Filter the data for lines with the word "haut", then copy every line so identified.
Start of Given records
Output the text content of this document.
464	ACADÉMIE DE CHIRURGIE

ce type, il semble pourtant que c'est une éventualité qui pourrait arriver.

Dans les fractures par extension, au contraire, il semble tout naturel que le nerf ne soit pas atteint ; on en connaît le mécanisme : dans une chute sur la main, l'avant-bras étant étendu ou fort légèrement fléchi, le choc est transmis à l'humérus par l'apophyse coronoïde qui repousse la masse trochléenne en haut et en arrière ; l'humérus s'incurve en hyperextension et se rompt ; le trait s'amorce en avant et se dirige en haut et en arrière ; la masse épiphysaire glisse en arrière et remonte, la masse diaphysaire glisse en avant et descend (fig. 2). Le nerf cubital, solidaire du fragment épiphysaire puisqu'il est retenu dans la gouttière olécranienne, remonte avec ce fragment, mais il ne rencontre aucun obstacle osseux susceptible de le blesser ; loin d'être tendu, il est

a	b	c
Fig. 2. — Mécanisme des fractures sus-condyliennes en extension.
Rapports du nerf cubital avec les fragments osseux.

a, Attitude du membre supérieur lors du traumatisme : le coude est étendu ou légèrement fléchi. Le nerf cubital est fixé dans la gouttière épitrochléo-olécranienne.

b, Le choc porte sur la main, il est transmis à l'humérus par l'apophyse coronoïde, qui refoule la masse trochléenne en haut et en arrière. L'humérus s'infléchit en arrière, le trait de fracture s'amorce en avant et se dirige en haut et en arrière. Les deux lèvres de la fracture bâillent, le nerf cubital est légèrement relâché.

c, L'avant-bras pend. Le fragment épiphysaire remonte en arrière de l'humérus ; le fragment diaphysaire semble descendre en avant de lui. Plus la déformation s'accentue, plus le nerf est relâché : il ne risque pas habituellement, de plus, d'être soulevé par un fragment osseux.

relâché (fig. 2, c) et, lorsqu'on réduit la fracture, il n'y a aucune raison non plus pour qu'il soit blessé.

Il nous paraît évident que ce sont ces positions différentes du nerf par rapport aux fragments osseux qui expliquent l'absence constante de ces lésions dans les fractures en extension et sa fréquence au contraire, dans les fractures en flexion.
End of Given records
Output for this exercise |
Dans les fractures par extension, au contraire, il semble tout naturel que le nerf ne soit pas atteint ; on en connaît le mécanisme : dans une chute sur la main, l'avant-bras étant étendu ou fort légèrement fléchi, le choc est transmis à l'humérus par l'apophyse coronoïde qui repousse la masse trochléenne en haut et en arrière ; l'humérus s'incurve en hyperextension et se rompt ; le trait s'amorce en avant et se dirige en haut et en arrière ; la masse épiphysaire glisse en arrière et remonte, la masse diaphysaire glisse en avant et descend (fig. 2). Le nerf cubital, solidaire du fragment épiphysaire puisqu'il est retenu dans la gouttière olécranienne, remonte avec ce fragment, mais il ne rencontre aucun obstacle osseux susceptible de le blesser ; loin d'être tendu, il est
b, Le choc porte sur la main, il est transmis à l'humérus par l'apophyse coronoïde, qui refoule la masse trochléenne en haut et en arrière. L'humérus s'infléchit en arrière, le trait de fracture s'amorce en avant et se dirige en haut et en arrière. Les deux lèvres de la fracture bâillent, le nerf cubital est légèrement relâché.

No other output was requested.